── Items ──
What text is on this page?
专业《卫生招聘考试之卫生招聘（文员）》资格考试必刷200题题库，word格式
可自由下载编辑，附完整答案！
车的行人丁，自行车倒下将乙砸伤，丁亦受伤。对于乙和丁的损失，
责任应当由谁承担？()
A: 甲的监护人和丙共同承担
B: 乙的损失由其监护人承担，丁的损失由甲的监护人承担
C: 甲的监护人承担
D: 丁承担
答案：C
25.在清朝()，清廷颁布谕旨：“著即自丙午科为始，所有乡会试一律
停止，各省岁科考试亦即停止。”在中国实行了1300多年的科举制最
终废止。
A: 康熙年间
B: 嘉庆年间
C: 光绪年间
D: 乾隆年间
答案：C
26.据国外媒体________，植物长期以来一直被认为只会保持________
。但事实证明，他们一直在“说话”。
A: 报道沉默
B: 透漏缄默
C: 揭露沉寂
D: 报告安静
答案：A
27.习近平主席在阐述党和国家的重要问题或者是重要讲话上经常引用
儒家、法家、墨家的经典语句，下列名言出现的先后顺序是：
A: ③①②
───
### What you have to do
Output the entries verbatim.

### Task answer
What text is on this page?
专业《卫生招聘考试之卫生招聘（文员）》资格考试必刷200题题库，word格式
可自由下载编辑，附完整答案！
车的行人丁，自行车倒下将乙砸伤，丁亦受伤。对于乙和丁的损失，
责任应当由谁承担？()
A: 甲的监护人和丙共同承担
B: 乙的损失由其监护人承担，丁的损失由甲的监护人承担
C: 甲的监护人承担
D: 丁承担
答案：C
25.在清朝()，清廷颁布谕旨：“著即自丙午科为始，所有乡会试一律
停止，各省岁科考试亦即停止。”在中国实行了1300多年的科举制最
终废止。
A: 康熙年间
B: 嘉庆年间
C: 光绪年间
D: 乾隆年间
答案：C
26.据国外媒体________，植物长期以来一直被认为只会保持________
。但事实证明，他们一直在“说话”。
A: 报道沉默
B: 透漏缄默
C: 揭露沉寂
D: 报告安静
答案：A
27.习近平主席在阐述党和国家的重要问题或者是重要讲话上经常引用
儒家、法家、墨家的经典语句，下列名言出现的先后顺序是：
A: ③①②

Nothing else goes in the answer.